Бабушкины сказы

Галина Рогалева
    3 октября 1992 года умерла моя бабушка - Агния Ионовна Белокопытова. Она не дожила до своего девяностолетия ровно год и четыре месяца (род. 3.02.1904г.). Многое повидала, пережила и перестрадала. В тринадцать - встретила революцию. В начале 30-х попала под жернова сталинских репрессий, благодаря которым в 29 лет осталась вдовой. Вырастила четверых детей, дождалась от них 14 внуков и пять правнуков. До последних дней сохраняла баба Агуша ясный ум, доброе сердце, живой интерес ко всему на свете, оставалась приветливой и радушной.
Как-то незадолго до бабушкиной кончины я записала ее немудреные рассказы о жизни, сохранив речевую лексику, свойственную старожилам Приононья. Теперь рука не поднимается редактировать эти записи - от "неправильной" путаной речи веет живым духом моей незабвенной бабуси.

- ЗАПИСИ ДАННЫХ

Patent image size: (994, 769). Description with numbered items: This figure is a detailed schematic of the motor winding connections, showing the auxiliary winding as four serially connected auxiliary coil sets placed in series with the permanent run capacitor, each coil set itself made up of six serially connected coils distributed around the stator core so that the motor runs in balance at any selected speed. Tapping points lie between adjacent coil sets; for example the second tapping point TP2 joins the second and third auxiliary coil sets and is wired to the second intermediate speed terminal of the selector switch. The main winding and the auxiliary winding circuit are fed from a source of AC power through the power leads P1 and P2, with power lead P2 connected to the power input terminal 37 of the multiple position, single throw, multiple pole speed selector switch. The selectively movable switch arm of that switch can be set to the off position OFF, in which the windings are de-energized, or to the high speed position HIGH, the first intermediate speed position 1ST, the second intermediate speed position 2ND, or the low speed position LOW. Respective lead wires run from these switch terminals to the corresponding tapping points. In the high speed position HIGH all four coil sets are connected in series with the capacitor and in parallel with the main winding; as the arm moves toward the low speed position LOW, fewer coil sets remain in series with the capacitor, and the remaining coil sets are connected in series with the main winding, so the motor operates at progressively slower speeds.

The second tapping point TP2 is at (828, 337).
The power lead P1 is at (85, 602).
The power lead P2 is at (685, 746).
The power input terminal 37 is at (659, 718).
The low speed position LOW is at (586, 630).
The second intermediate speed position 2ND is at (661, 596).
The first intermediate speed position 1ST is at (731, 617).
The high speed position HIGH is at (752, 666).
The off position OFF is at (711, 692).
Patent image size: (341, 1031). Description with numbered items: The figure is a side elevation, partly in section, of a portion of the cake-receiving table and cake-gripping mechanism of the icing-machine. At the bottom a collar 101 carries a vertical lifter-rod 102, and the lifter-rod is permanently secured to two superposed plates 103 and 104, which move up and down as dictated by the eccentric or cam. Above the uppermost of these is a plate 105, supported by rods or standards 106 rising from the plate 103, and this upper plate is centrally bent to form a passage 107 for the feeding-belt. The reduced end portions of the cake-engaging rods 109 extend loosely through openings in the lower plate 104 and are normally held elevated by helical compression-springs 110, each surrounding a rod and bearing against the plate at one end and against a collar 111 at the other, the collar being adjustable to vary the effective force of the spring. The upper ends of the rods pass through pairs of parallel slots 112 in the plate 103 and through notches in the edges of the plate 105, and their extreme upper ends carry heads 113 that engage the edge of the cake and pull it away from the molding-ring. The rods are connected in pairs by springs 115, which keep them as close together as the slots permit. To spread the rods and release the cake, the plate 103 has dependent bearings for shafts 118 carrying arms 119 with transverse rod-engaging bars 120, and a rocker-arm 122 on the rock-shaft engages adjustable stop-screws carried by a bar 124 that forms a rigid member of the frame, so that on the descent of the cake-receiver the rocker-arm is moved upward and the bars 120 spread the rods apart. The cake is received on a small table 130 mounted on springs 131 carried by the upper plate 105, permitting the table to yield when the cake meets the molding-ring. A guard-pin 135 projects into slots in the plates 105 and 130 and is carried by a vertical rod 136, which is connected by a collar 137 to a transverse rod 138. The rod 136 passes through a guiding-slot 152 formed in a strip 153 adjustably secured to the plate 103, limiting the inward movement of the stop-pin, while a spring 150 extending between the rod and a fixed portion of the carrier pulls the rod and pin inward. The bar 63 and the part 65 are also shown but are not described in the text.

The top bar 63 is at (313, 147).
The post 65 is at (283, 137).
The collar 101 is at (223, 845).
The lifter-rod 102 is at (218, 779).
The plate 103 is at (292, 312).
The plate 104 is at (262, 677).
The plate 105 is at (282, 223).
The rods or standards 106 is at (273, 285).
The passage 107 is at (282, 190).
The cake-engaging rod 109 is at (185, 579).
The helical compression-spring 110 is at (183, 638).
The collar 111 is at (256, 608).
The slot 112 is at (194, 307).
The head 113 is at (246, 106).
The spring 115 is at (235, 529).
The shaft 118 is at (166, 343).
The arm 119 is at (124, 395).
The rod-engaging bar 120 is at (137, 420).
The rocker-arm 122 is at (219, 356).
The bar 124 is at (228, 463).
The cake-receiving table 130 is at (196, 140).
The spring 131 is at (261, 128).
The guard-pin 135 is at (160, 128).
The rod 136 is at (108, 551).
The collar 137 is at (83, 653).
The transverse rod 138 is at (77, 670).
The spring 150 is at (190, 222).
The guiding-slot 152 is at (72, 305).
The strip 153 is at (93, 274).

- НАБОР ЗАДАНИЙ
**1.** Перепечатайте из фрагмента о бабушке текст между «Бабушкины сказы» и «приветливой и радушной.» включительно.
**2.** Во сколько лет, согласно фрагменту о бабушке, Агния Ионовна осталась вдовой?

- ОТВЕТЫ
**1.**
Бабушкины сказы

Галина Рогалева
    3 октября 1992 года умерла моя бабушка - Агния Ионовна Белокопытова. Она не дожила до своего девяностолетия ровно год и четыре месяца (род. 3.02.1904г.). Многое повидала, пережила и перестрадала. В тринадцать - встретила революцию. В начале 30-х попала под жернова сталинских репрессий, благодаря которым в 29 лет осталась вдовой. Вырастила четверых детей, дождалась от них 14 внуков и пять правнуков. До последних дней сохраняла баба Агуша ясный ум, доброе сердце, живой интерес ко всему на свете, оставалась приветливой и радушной.

**2.** В 29 лет.